TASK DIRECTIONS >> Change "table-cell" to "grid-cell" in the records starting at the line containing "table-cell: $265,81 — [660, 383, 723, 402]" and ending at the line containing "monitor-foot — [740, 1455, 1228, 1487]", leaving everything else as it is. Give only those lines.

GIVEN ENTRIES >>
====================
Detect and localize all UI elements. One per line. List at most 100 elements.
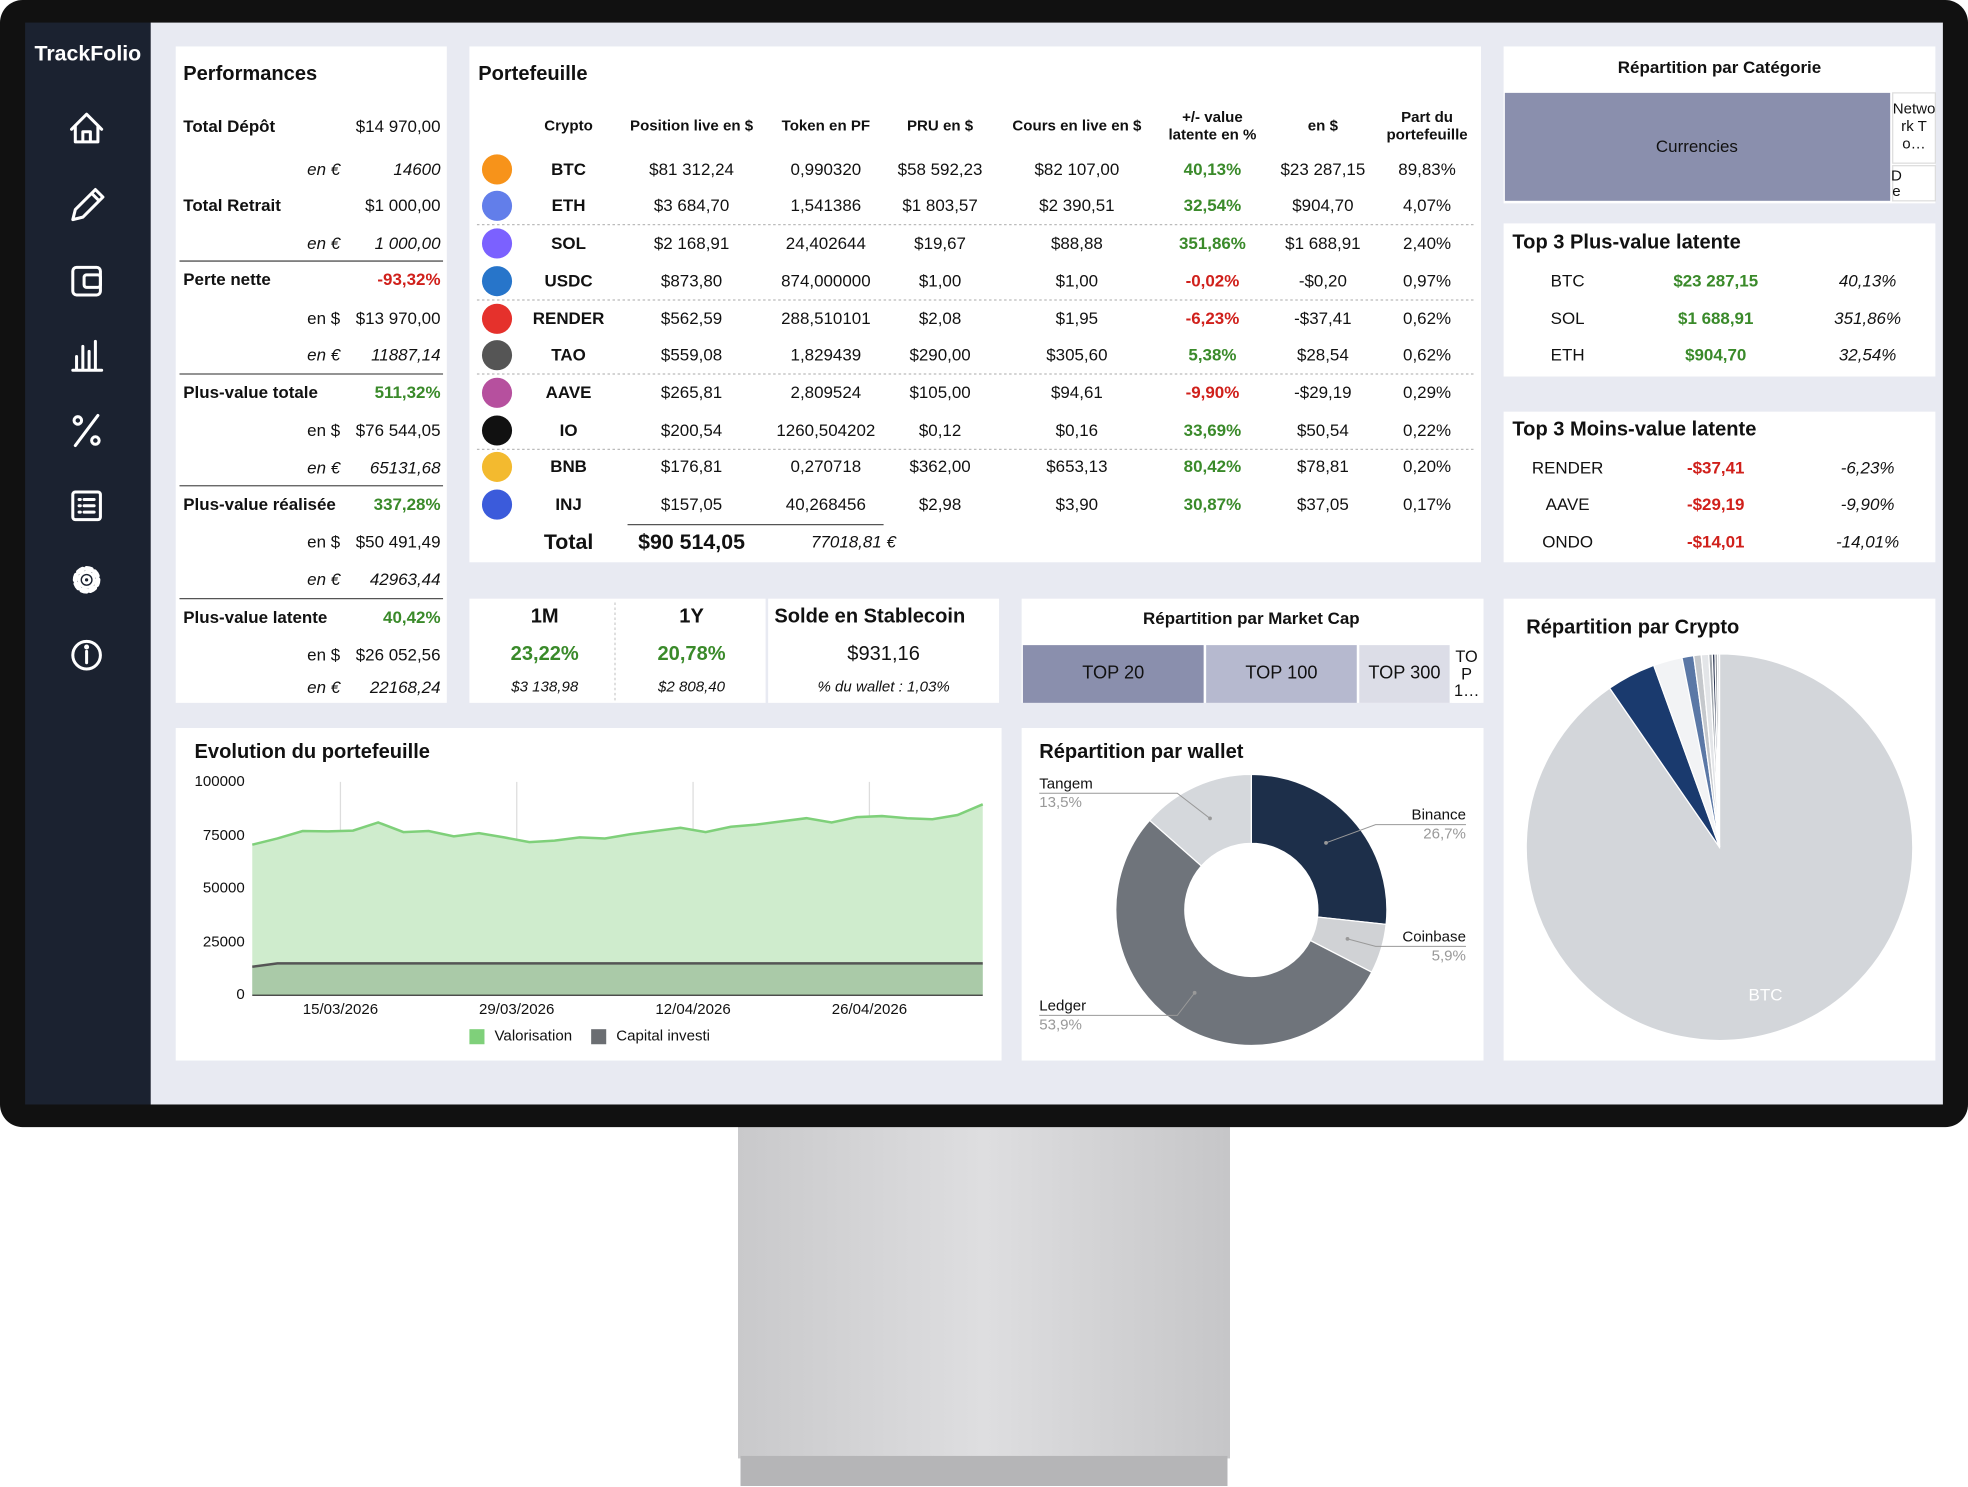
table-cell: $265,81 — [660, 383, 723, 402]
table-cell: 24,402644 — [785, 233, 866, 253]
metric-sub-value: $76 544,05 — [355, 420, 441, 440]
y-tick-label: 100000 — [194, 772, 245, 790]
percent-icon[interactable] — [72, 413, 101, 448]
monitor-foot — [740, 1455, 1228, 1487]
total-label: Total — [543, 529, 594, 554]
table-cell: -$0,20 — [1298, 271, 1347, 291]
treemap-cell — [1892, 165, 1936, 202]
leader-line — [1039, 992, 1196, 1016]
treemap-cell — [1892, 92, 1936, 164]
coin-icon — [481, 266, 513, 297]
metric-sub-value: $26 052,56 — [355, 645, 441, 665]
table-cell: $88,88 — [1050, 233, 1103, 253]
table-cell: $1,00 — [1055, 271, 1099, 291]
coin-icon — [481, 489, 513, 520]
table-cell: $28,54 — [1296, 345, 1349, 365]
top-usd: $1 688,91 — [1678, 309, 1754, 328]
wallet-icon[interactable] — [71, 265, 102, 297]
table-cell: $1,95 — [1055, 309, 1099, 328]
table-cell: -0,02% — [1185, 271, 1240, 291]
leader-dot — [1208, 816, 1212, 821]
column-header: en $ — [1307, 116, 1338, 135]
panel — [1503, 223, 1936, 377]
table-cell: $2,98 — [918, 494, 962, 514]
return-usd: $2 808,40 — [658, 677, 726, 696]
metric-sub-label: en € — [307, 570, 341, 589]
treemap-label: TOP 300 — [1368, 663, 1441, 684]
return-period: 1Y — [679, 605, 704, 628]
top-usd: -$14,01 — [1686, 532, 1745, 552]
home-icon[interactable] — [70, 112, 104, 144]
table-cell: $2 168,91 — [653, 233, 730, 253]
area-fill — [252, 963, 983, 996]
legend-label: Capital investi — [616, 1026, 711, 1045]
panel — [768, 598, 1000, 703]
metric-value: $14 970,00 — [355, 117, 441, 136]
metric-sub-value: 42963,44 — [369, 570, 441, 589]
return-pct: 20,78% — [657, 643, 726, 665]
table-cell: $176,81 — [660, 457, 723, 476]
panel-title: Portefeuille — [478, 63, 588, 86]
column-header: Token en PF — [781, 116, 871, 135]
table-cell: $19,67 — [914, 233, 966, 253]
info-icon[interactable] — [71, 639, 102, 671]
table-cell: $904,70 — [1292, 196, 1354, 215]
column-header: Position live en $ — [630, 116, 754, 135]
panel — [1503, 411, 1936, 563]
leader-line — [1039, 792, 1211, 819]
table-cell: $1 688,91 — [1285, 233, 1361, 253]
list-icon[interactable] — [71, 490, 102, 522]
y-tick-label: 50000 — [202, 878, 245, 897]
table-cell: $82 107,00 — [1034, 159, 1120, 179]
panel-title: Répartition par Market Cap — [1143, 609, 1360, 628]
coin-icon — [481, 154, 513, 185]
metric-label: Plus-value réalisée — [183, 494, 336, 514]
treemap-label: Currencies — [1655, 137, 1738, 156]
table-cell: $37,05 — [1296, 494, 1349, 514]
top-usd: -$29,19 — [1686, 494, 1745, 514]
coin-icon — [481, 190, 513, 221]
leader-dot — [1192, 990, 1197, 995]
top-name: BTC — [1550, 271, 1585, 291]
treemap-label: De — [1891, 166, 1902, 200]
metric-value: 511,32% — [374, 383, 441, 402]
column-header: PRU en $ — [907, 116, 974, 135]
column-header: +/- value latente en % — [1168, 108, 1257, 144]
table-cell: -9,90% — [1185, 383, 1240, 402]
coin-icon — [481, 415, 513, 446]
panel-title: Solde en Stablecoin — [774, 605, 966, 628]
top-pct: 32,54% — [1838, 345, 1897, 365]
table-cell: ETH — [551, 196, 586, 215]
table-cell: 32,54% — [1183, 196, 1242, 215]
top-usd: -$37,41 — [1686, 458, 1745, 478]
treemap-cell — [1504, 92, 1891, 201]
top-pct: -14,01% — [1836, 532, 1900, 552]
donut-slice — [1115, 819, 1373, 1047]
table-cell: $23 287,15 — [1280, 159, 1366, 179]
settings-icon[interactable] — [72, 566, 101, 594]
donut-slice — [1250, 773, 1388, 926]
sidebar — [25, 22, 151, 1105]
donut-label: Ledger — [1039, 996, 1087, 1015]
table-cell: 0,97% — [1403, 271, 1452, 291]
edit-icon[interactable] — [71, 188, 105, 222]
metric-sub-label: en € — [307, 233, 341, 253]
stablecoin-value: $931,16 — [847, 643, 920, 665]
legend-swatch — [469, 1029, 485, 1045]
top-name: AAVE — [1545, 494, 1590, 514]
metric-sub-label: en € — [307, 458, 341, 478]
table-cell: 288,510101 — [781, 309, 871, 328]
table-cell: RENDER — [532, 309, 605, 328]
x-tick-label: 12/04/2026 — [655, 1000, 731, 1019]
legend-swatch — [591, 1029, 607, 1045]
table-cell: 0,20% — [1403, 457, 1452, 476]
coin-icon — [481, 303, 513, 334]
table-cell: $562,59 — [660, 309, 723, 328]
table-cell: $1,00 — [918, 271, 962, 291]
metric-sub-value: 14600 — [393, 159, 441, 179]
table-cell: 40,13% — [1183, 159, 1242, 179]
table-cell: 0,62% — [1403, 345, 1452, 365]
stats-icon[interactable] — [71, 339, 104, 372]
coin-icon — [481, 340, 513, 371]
====================
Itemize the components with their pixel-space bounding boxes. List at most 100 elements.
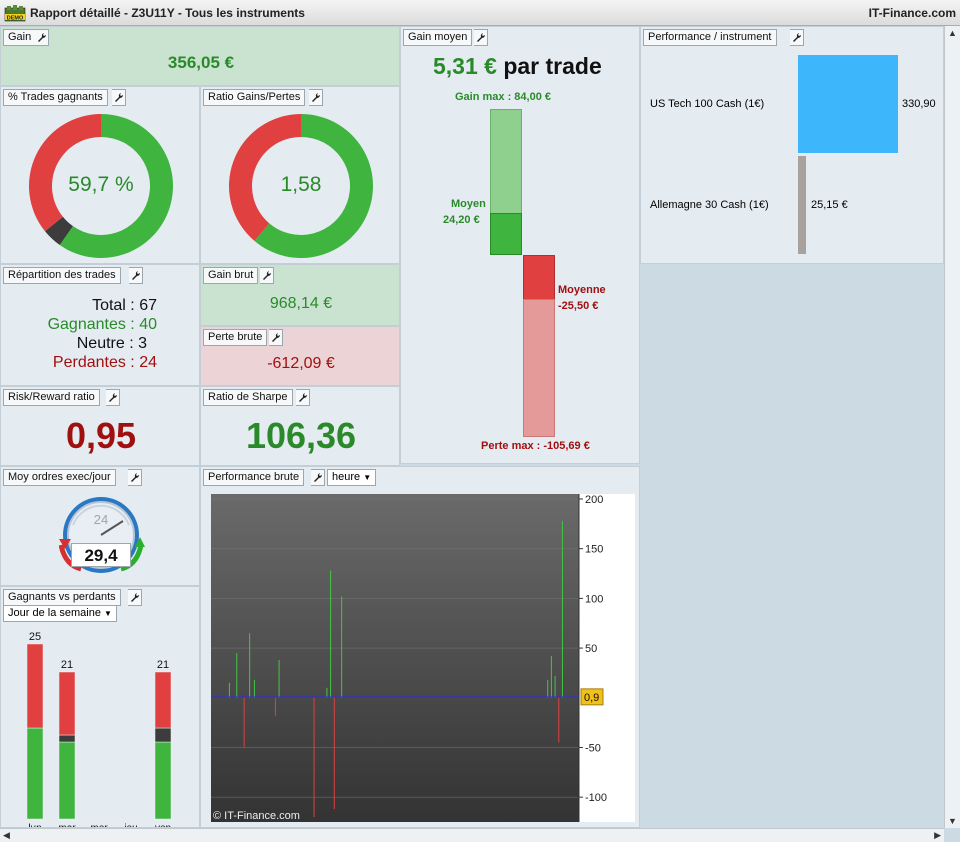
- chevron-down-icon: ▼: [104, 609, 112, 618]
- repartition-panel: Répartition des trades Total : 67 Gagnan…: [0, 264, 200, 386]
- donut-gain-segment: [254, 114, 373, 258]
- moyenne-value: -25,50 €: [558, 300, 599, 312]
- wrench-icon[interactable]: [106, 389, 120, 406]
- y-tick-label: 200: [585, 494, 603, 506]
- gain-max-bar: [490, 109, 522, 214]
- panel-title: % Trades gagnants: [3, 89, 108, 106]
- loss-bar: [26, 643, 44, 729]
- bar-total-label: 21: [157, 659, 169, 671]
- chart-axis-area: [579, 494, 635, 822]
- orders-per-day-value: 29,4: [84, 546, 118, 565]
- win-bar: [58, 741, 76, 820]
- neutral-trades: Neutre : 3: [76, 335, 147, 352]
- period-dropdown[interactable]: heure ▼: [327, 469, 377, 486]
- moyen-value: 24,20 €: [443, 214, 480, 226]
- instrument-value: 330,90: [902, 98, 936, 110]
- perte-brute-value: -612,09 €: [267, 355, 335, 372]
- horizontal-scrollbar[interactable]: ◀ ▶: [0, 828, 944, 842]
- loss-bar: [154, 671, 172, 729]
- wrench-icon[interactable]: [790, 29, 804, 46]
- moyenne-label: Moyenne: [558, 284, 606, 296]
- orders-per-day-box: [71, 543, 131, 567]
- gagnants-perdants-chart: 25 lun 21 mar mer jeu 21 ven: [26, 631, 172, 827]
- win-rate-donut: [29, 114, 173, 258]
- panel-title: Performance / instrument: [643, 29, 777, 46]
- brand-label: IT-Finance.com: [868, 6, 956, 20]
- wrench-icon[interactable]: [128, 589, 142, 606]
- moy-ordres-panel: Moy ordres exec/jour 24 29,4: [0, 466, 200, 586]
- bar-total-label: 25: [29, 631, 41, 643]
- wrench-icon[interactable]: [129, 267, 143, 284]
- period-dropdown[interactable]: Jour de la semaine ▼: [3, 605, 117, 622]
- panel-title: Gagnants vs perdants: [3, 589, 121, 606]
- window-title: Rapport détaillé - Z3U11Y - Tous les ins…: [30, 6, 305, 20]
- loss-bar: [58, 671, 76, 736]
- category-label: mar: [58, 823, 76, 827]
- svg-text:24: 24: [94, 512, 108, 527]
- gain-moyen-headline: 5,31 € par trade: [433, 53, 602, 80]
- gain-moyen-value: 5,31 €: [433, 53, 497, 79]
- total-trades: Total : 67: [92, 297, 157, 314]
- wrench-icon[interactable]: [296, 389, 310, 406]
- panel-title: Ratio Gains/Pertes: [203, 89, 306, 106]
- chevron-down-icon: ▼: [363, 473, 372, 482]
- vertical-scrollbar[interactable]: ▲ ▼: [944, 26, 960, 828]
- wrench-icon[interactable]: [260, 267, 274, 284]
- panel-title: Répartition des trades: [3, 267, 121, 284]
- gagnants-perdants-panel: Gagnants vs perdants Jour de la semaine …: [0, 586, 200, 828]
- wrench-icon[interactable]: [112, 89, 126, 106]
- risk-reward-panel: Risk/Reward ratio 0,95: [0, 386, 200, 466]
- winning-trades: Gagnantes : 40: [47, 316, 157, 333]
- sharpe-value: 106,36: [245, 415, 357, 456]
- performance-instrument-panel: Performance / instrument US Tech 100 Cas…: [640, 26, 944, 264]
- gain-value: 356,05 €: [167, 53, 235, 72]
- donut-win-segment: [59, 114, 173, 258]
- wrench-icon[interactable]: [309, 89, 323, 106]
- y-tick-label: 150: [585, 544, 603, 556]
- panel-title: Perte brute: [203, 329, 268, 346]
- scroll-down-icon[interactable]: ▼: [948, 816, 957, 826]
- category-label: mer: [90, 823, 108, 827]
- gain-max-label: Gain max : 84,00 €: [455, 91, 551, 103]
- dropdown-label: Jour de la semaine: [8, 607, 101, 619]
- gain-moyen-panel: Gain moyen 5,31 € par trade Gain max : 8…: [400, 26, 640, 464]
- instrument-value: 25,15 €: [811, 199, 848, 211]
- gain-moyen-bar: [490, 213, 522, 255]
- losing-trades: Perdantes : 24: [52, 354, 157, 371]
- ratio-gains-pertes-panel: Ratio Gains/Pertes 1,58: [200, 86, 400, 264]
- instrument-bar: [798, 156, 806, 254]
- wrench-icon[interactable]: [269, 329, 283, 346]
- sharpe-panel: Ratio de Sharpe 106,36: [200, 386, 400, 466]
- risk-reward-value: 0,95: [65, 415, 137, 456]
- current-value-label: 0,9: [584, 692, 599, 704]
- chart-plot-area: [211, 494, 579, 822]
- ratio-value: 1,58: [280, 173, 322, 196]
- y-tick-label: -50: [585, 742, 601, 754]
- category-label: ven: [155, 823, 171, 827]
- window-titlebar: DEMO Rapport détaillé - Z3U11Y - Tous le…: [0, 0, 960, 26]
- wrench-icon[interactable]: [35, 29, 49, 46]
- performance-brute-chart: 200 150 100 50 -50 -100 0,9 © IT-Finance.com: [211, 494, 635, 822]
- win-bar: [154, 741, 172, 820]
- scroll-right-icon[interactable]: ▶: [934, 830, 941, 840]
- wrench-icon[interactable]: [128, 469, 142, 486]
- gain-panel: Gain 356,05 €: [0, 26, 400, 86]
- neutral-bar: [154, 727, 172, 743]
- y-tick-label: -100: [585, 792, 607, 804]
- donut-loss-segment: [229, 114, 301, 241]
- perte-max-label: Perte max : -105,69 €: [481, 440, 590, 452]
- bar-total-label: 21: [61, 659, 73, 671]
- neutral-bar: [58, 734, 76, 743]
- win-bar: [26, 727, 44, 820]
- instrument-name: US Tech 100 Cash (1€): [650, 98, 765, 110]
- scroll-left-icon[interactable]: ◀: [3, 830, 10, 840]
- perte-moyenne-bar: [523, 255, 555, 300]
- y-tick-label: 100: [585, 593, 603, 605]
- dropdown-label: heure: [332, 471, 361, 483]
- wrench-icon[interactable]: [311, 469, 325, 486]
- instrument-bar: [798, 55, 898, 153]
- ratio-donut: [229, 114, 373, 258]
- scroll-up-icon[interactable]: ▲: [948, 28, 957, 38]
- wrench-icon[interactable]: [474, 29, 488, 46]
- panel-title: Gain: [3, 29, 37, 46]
====================
RESPONSE TO THE TASK >>
grid-cell: $265,81 — [660, 383, 723, 402]
grid-cell: 24,402644 — [785, 233, 866, 253]
metric-sub-value: $76 544,05 — [355, 420, 441, 440]
y-tick-label: 100000 — [194, 772, 245, 790]
percent-icon[interactable] — [72, 413, 101, 448]
monitor-foot — [740, 1455, 1228, 1487]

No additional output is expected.